Instructions to follow = Show every line that has the string "Flip" in it.

Stored data entries:
↓↓↓

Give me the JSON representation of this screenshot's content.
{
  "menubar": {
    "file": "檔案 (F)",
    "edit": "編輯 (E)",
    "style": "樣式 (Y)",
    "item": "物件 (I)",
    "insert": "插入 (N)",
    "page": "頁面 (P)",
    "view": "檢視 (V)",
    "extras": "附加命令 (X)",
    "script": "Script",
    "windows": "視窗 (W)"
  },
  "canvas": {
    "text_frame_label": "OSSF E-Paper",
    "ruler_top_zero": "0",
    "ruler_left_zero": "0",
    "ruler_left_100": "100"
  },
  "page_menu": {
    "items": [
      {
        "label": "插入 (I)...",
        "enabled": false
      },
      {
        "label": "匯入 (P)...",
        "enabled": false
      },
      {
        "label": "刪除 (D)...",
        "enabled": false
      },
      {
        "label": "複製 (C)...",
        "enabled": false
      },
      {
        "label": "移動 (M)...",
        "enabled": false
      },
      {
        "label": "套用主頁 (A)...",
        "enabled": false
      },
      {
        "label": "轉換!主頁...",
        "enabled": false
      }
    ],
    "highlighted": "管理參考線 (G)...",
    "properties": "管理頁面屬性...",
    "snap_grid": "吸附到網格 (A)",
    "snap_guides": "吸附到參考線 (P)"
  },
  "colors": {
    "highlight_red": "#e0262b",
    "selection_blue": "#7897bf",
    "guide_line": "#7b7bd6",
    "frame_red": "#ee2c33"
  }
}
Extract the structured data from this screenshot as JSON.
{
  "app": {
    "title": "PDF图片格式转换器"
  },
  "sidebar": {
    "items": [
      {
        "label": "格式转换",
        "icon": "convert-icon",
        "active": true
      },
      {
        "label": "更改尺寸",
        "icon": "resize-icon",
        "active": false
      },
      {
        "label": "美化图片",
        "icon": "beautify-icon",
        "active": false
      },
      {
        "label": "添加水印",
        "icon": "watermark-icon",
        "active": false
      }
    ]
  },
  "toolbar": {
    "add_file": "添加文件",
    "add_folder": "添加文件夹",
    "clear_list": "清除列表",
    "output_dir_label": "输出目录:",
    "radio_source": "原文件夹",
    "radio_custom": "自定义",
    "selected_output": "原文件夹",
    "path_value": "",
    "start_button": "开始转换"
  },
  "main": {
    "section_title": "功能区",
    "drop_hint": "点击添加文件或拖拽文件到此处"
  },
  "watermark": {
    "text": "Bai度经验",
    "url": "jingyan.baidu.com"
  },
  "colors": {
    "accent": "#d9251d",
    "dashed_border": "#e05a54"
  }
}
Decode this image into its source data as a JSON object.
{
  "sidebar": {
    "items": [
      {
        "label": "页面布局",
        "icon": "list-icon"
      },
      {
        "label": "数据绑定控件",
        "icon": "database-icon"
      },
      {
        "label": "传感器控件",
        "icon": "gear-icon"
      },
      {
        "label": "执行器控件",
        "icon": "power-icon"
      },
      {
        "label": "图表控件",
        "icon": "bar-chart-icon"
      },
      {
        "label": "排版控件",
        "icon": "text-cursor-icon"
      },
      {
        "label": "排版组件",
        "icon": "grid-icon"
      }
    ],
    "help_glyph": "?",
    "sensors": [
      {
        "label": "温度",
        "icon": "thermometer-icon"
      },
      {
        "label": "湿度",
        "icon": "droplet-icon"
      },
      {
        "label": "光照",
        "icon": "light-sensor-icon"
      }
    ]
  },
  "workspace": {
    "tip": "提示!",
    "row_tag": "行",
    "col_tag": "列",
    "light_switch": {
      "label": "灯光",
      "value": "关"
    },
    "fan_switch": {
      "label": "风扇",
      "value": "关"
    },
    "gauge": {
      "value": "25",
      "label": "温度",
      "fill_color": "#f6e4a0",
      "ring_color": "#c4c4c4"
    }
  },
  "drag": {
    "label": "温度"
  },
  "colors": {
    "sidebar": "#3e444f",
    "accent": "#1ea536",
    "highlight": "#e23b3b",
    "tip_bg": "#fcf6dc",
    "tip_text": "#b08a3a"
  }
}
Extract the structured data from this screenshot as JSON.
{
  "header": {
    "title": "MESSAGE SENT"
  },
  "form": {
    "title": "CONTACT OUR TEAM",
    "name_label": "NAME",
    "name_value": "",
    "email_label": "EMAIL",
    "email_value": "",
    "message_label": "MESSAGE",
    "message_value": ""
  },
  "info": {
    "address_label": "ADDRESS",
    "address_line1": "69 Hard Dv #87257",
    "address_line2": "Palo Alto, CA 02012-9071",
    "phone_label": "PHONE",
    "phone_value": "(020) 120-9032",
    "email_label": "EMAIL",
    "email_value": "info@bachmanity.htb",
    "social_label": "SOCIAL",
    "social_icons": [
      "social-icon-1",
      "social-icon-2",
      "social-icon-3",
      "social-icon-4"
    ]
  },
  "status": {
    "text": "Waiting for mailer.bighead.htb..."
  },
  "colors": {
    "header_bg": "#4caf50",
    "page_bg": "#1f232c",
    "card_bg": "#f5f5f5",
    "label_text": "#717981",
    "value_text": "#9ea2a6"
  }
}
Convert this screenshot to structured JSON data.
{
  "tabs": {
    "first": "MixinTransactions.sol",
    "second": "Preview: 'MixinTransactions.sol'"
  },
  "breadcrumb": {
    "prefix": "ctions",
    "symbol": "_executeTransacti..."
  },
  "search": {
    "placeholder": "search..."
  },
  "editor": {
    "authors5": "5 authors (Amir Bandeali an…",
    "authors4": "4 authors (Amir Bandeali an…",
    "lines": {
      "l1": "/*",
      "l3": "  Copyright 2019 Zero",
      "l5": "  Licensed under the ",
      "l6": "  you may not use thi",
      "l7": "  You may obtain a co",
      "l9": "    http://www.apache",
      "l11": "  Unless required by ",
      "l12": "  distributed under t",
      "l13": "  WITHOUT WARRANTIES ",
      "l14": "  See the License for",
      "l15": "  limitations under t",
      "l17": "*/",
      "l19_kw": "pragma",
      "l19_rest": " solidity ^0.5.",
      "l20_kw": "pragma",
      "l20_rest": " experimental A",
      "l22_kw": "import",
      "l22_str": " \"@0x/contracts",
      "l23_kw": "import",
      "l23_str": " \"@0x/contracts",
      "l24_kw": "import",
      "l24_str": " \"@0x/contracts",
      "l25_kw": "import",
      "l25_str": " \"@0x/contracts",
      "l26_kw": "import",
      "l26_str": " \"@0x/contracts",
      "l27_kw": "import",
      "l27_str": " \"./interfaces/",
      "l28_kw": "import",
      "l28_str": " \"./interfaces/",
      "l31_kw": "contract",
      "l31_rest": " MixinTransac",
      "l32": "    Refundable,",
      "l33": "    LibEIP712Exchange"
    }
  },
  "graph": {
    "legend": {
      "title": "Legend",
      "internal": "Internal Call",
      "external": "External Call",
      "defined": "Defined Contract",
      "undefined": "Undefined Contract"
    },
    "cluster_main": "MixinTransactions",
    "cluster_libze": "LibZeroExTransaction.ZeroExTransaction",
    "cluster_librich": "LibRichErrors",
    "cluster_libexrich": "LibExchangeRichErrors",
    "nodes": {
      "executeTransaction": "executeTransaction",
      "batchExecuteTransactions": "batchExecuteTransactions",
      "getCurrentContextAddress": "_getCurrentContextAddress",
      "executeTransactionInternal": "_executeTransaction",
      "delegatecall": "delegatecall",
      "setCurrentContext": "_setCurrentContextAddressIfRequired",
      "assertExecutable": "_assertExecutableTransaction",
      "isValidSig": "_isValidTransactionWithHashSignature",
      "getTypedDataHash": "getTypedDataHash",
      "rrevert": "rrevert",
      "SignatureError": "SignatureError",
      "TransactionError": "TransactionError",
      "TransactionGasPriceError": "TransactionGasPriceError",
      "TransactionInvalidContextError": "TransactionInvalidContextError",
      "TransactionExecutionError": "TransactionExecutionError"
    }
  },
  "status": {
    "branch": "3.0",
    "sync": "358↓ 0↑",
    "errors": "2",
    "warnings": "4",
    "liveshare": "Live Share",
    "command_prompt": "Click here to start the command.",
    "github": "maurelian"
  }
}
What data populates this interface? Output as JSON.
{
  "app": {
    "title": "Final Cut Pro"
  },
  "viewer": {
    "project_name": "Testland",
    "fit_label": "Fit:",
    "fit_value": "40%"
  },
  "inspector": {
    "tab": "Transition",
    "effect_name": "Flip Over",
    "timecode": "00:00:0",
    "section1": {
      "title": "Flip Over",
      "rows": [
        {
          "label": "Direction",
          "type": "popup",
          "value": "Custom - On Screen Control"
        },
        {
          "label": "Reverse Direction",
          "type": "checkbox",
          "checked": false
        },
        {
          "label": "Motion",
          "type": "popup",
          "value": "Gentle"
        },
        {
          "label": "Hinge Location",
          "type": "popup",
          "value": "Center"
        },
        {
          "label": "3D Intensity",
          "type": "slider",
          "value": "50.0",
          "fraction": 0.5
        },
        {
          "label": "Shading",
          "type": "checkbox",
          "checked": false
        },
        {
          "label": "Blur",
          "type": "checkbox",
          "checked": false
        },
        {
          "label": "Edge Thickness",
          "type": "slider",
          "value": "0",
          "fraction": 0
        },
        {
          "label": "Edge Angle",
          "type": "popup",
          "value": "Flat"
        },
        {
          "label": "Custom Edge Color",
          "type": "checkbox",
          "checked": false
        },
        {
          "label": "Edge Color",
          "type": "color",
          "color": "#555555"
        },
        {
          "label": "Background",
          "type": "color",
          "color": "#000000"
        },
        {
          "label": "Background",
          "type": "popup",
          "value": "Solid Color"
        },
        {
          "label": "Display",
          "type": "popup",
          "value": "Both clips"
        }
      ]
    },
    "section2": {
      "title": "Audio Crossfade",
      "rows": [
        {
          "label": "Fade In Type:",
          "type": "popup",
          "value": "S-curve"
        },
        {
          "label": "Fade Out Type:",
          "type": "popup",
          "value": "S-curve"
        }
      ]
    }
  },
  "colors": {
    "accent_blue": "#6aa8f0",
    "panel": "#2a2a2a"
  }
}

↑↑↑

Answer to the problem =
    "effect_name": "Flip Over",
      "title": "Flip Over",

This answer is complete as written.